AIM OF THE EXERCISE: Copy every line, leaving nothing out and adding nothing.
━━━━━━━━━━
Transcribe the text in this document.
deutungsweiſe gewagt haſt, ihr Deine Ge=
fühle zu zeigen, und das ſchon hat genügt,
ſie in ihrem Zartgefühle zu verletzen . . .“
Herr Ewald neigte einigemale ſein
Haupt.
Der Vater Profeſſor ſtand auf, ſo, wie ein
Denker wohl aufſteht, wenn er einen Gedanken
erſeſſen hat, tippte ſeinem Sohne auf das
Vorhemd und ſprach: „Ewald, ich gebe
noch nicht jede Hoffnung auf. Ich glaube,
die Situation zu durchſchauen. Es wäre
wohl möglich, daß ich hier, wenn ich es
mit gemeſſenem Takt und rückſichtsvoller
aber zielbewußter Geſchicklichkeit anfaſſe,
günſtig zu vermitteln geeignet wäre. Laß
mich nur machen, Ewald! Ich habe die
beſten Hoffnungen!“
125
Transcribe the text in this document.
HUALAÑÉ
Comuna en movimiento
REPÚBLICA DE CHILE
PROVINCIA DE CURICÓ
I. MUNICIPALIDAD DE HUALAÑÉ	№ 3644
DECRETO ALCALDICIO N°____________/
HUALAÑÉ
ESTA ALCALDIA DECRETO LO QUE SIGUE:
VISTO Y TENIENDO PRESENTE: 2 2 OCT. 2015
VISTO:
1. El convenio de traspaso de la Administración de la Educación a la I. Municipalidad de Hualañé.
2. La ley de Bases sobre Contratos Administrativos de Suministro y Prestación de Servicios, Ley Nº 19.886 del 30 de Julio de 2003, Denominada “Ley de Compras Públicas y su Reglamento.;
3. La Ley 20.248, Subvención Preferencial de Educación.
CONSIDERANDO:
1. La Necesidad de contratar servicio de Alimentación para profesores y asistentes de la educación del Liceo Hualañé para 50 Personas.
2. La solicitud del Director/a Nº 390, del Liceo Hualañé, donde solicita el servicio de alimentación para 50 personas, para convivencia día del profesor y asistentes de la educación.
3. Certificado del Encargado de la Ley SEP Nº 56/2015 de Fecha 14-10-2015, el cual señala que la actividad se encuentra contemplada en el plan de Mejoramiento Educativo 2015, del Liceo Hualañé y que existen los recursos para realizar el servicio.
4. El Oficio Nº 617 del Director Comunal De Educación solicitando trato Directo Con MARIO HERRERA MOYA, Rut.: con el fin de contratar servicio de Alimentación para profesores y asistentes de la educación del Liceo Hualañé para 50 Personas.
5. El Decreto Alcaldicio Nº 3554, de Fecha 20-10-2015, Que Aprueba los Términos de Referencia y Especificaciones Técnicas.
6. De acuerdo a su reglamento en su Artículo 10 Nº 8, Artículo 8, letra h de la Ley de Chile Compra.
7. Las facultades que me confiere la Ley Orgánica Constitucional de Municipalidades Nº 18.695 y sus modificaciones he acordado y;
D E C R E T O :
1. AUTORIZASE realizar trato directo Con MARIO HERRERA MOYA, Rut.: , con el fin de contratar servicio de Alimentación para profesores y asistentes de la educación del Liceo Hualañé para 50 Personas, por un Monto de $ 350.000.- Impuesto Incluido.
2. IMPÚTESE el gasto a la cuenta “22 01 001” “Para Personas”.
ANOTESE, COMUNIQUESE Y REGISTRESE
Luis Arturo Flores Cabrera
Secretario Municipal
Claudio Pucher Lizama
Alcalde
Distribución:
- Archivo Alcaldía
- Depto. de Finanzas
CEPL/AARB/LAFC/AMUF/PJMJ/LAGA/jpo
━━━━━━━━━━
WORKED SOLUTION:
Transcribe the text in this document.
deutungsweiſe gewagt haſt, ihr Deine Ge=
fühle zu zeigen, und das ſchon hat genügt,
ſie in ihrem Zartgefühle zu verletzen . . .“
Herr Ewald neigte einigemale ſein
Haupt.
Der Vater Profeſſor ſtand auf, ſo, wie ein
Denker wohl aufſteht, wenn er einen Gedanken
erſeſſen hat, tippte ſeinem Sohne auf das
Vorhemd und ſprach: „Ewald, ich gebe
noch nicht jede Hoffnung auf. Ich glaube,
die Situation zu durchſchauen. Es wäre
wohl möglich, daß ich hier, wenn ich es
mit gemeſſenem Takt und rückſichtsvoller
aber zielbewußter Geſchicklichkeit anfaſſe,
günſtig zu vermitteln geeignet wäre. Laß
mich nur machen, Ewald! Ich habe die
beſten Hoffnungen!“
125
Transcribe the text in this document.
HUALAÑÉ
Comuna en movimiento
REPÚBLICA DE CHILE
PROVINCIA DE CURICÓ
I. MUNICIPALIDAD DE HUALAÑÉ	№ 3644
DECRETO ALCALDICIO N°____________/
HUALAÑÉ
ESTA ALCALDIA DECRETO LO QUE SIGUE:
VISTO Y TENIENDO PRESENTE: 2 2 OCT. 2015
VISTO:
1. El convenio de traspaso de la Administración de la Educación a la I. Municipalidad de Hualañé.
2. La ley de Bases sobre Contratos Administrativos de Suministro y Prestación de Servicios, Ley Nº 19.886 del 30 de Julio de 2003, Denominada “Ley de Compras Públicas y su Reglamento.;
3. La Ley 20.248, Subvención Preferencial de Educación.
CONSIDERANDO:
1. La Necesidad de contratar servicio de Alimentación para profesores y asistentes de la educación del Liceo Hualañé para 50 Personas.
2. La solicitud del Director/a Nº 390, del Liceo Hualañé, donde solicita el servicio de alimentación para 50 personas, para convivencia día del profesor y asistentes de la educación.
3. Certificado del Encargado de la Ley SEP Nº 56/2015 de Fecha 14-10-2015, el cual señala que la actividad se encuentra contemplada en el plan de Mejoramiento Educativo 2015, del Liceo Hualañé y que existen los recursos para realizar el servicio.
4. El Oficio Nº 617 del Director Comunal De Educación solicitando trato Directo Con MARIO HERRERA MOYA, Rut.: con el fin de contratar servicio de Alimentación para profesores y asistentes de la educación del Liceo Hualañé para 50 Personas.
5. El Decreto Alcaldicio Nº 3554, de Fecha 20-10-2015, Que Aprueba los Términos de Referencia y Especificaciones Técnicas.
6. De acuerdo a su reglamento en su Artículo 10 Nº 8, Artículo 8, letra h de la Ley de Chile Compra.
7. Las facultades que me confiere la Ley Orgánica Constitucional de Municipalidades Nº 18.695 y sus modificaciones he acordado y;
D E C R E T O :
1. AUTORIZASE realizar trato directo Con MARIO HERRERA MOYA, Rut.: , con el fin de contratar servicio de Alimentación para profesores y asistentes de la educación del Liceo Hualañé para 50 Personas, por un Monto de $ 350.000.- Impuesto Incluido.
2. IMPÚTESE el gasto a la cuenta “22 01 001” “Para Personas”.
ANOTESE, COMUNIQUESE Y REGISTRESE
Luis Arturo Flores Cabrera
Secretario Municipal
Claudio Pucher Lizama
Alcalde
Distribución:
- Archivo Alcaldía
- Depto. de Finanzas
CEPL/AARB/LAFC/AMUF/PJMJ/LAGA/jpo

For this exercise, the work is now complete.